**Do this:**
Pull out from the material below all lines with "weeks".

········

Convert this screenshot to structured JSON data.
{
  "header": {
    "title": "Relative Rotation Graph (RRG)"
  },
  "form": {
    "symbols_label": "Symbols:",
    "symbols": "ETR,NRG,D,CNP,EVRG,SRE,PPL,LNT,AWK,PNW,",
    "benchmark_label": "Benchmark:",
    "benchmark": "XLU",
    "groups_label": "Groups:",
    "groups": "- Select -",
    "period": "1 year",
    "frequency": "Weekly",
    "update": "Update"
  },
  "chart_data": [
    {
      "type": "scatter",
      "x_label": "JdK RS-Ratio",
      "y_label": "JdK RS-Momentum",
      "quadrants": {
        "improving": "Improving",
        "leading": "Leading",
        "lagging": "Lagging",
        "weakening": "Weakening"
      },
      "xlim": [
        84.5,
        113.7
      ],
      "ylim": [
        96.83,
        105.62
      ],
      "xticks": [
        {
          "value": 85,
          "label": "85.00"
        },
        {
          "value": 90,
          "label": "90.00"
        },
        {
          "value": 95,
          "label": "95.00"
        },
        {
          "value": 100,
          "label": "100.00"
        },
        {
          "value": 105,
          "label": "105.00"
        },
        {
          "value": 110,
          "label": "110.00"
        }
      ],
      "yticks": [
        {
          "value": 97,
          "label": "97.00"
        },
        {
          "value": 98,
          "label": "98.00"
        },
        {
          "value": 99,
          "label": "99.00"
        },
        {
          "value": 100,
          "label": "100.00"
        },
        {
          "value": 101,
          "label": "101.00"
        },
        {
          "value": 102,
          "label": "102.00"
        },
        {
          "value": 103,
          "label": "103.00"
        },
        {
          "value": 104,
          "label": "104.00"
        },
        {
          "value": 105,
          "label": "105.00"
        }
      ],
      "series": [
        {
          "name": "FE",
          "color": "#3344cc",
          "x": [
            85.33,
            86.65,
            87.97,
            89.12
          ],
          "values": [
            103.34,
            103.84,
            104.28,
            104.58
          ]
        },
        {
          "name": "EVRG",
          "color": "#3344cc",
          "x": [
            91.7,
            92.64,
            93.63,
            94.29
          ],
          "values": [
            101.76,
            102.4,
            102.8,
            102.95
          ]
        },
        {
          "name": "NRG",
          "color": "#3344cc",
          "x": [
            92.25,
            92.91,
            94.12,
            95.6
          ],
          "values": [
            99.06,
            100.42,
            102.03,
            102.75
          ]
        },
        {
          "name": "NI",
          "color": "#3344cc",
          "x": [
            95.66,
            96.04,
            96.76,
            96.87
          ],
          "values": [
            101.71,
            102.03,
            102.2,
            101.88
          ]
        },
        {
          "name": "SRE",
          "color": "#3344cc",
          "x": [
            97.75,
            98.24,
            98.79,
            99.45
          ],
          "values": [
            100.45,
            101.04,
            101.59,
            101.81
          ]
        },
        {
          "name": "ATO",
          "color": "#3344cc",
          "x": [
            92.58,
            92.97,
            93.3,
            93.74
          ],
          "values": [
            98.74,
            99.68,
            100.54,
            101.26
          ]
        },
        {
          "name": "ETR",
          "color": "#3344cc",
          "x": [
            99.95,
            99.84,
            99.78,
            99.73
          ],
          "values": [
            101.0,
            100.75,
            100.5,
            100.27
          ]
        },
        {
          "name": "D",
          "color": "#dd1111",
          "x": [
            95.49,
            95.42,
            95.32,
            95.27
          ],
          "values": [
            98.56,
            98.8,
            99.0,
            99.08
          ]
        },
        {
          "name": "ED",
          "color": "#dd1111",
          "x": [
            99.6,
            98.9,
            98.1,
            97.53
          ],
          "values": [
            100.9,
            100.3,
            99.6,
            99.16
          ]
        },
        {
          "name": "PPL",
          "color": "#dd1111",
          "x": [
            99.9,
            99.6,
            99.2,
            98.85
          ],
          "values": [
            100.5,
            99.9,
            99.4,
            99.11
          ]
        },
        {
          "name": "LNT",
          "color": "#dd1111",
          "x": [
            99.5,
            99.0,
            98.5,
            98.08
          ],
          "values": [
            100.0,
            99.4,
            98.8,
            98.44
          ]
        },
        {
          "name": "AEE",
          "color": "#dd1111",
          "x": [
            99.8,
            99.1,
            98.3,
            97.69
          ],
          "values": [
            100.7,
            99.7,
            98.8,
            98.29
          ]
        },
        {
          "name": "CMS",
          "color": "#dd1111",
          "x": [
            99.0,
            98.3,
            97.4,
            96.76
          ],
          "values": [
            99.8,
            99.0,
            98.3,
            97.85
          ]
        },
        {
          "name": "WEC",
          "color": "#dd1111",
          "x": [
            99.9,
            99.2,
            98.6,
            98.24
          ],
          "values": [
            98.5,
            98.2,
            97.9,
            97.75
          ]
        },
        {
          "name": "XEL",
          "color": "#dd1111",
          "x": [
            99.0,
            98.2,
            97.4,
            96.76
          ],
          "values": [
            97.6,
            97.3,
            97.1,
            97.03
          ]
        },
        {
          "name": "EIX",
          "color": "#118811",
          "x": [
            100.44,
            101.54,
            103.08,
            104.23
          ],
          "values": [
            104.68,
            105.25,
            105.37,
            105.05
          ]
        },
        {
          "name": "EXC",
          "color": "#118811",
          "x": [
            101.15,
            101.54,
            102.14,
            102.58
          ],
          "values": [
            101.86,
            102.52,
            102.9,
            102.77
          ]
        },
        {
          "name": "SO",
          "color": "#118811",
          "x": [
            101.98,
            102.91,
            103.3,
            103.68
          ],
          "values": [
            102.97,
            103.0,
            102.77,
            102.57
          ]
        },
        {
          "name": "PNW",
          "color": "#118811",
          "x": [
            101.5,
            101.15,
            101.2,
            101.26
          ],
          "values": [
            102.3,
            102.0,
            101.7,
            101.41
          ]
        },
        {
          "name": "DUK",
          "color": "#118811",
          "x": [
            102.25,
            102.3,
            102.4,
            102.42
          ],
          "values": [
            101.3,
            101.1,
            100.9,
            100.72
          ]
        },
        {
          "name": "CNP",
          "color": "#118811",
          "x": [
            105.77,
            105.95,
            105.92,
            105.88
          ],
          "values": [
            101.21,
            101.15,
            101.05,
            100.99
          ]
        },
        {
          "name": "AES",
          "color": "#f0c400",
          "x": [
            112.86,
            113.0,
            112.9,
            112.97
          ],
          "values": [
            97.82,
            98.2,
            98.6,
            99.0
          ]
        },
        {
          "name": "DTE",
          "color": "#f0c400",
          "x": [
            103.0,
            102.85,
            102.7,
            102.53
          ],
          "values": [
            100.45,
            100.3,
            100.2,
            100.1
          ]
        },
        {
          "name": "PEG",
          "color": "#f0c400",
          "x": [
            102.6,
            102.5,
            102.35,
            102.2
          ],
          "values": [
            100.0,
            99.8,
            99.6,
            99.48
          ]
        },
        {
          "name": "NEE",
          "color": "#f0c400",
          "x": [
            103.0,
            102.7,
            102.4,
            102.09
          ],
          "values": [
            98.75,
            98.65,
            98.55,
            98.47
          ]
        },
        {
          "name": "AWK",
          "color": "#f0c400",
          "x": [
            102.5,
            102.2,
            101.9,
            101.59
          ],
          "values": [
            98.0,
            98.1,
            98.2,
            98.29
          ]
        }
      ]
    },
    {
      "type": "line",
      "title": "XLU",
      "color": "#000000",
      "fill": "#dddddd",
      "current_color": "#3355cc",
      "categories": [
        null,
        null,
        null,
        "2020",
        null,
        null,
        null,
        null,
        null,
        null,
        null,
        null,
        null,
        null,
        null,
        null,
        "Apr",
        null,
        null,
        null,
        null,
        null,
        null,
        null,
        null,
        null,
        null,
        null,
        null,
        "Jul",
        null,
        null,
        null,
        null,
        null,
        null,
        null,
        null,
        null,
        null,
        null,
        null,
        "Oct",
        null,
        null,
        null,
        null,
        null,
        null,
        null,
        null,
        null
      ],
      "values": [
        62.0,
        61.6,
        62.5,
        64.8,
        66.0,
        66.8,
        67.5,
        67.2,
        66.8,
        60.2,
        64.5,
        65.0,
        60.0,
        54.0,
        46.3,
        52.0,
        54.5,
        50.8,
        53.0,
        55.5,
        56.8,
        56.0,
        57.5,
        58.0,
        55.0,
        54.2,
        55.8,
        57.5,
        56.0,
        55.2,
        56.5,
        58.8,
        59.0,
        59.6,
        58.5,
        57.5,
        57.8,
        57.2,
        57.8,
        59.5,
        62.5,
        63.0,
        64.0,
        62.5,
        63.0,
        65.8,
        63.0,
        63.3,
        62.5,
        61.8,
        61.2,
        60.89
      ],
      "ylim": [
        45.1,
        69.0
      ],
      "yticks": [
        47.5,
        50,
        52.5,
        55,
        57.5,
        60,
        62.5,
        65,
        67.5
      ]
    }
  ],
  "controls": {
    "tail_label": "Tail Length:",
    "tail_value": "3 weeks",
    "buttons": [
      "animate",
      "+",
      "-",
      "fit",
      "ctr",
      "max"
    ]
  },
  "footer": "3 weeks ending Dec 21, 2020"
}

········

**Answer:**
    "tail_value": "3 weeks",
  "footer": "3 weeks ending Dec 21, 2020"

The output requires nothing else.